(Objective):
Locate every line in the material below that has the word "Mass". Copy each of those lines.

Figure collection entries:

########################################

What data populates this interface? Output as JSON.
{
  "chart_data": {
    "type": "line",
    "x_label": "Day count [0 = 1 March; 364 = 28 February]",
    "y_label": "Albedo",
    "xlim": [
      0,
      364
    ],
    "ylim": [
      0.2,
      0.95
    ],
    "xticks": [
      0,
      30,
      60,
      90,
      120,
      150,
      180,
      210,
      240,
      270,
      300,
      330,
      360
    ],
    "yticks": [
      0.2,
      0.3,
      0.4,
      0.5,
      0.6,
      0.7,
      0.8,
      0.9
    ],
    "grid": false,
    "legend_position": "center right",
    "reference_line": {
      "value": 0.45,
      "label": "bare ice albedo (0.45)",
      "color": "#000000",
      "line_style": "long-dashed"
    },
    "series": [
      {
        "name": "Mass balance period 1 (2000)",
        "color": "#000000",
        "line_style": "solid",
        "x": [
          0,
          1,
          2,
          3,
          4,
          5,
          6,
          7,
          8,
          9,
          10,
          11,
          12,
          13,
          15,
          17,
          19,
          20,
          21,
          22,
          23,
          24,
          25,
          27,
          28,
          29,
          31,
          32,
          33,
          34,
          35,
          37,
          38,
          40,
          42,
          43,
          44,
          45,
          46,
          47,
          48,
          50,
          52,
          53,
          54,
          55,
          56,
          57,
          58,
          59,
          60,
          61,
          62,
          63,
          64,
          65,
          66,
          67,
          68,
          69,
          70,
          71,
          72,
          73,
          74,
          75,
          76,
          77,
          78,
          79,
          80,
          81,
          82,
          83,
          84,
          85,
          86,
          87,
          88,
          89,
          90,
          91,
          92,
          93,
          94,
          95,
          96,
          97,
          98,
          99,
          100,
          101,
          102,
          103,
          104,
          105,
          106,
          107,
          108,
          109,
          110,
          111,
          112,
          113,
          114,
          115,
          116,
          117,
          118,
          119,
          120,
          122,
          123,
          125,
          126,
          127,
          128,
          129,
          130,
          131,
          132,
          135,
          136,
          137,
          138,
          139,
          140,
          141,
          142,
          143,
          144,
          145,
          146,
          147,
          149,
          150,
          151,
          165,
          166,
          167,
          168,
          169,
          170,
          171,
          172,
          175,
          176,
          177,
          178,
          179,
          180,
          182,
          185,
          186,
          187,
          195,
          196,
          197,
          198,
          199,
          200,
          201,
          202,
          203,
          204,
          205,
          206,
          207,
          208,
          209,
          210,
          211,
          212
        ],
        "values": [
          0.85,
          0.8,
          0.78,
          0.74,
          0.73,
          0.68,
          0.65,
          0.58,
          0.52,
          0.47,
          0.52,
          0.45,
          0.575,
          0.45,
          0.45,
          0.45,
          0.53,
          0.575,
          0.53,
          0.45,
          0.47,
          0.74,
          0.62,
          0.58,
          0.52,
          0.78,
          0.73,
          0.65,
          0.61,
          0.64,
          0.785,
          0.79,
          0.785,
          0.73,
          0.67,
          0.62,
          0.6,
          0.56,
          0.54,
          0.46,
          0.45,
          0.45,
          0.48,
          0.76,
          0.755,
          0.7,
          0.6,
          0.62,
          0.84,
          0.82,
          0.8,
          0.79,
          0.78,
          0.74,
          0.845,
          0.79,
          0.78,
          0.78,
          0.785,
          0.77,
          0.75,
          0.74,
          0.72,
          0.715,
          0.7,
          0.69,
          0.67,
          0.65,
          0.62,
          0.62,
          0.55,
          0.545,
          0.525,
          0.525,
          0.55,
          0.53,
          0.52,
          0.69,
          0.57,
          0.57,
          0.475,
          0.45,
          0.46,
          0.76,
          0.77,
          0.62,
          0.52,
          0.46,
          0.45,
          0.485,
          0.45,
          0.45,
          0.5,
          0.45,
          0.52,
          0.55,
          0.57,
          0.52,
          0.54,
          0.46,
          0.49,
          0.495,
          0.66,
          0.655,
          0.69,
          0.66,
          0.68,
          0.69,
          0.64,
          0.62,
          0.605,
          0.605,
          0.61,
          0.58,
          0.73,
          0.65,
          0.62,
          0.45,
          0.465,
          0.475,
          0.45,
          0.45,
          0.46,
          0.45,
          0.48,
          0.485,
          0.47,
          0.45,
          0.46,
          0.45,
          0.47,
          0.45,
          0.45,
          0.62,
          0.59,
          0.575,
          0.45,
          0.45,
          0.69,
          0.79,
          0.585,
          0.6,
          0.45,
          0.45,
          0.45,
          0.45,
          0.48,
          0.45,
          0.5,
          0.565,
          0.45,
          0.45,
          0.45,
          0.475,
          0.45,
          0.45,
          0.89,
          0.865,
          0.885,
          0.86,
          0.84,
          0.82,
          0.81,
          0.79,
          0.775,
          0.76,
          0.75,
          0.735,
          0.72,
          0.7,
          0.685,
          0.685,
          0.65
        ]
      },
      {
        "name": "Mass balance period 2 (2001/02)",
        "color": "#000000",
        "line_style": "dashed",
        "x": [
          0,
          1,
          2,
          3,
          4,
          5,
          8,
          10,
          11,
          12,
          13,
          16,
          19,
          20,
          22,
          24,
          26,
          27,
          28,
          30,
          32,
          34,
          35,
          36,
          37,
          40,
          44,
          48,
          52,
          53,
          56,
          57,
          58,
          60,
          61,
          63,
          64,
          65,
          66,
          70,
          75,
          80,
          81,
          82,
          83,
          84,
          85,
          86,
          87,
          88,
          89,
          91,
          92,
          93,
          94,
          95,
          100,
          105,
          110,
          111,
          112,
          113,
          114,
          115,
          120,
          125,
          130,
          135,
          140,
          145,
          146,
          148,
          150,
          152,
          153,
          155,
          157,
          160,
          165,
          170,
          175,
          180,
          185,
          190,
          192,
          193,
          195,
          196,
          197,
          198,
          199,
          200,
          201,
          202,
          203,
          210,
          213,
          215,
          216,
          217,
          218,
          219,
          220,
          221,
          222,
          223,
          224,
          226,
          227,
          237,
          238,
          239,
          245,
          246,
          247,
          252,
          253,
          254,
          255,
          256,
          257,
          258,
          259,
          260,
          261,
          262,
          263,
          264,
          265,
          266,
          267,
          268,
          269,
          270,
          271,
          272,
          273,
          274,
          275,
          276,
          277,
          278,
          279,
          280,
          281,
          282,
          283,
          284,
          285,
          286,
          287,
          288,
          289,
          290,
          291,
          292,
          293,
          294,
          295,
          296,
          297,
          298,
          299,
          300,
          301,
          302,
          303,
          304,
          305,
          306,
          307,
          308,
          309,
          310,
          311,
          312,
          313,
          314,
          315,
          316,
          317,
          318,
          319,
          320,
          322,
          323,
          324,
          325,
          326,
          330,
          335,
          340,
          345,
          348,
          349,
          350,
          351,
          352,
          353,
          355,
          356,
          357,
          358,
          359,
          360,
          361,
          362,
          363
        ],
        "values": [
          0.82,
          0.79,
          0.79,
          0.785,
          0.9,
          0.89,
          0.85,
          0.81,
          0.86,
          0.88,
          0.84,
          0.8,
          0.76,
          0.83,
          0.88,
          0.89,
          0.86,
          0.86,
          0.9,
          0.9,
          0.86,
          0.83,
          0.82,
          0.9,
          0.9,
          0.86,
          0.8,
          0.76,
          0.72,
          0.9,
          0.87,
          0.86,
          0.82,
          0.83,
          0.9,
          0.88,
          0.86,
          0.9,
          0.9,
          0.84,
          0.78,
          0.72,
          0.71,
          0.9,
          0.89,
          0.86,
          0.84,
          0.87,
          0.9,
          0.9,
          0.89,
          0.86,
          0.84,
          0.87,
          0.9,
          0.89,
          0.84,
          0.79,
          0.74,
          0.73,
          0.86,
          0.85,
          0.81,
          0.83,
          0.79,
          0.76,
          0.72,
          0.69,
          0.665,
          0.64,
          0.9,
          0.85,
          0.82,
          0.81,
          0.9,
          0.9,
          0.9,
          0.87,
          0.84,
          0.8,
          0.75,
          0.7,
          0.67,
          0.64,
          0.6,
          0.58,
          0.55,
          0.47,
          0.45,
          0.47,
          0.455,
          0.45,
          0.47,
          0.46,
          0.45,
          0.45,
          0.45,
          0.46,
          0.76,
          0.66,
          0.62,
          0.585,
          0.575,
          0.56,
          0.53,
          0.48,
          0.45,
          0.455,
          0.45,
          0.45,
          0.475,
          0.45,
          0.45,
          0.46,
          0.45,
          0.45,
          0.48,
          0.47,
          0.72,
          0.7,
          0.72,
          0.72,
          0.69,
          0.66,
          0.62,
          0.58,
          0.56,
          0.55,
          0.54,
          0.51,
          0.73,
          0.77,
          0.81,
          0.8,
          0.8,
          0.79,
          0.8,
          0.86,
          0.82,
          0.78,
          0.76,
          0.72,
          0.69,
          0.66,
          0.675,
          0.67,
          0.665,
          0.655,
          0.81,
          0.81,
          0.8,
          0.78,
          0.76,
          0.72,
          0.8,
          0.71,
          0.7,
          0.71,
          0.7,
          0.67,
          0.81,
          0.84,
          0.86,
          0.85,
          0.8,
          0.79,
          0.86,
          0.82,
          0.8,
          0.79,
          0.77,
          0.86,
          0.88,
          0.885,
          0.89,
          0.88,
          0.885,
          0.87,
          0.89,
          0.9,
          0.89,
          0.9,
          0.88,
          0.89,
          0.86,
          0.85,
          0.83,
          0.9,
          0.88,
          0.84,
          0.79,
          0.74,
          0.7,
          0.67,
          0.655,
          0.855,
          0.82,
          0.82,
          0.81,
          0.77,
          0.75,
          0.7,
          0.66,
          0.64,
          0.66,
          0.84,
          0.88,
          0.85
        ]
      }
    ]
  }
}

########################################

(Task result):
        "name": "Mass balance period 1 (2000)",
        "name": "Mass balance period 2 (2001/02)",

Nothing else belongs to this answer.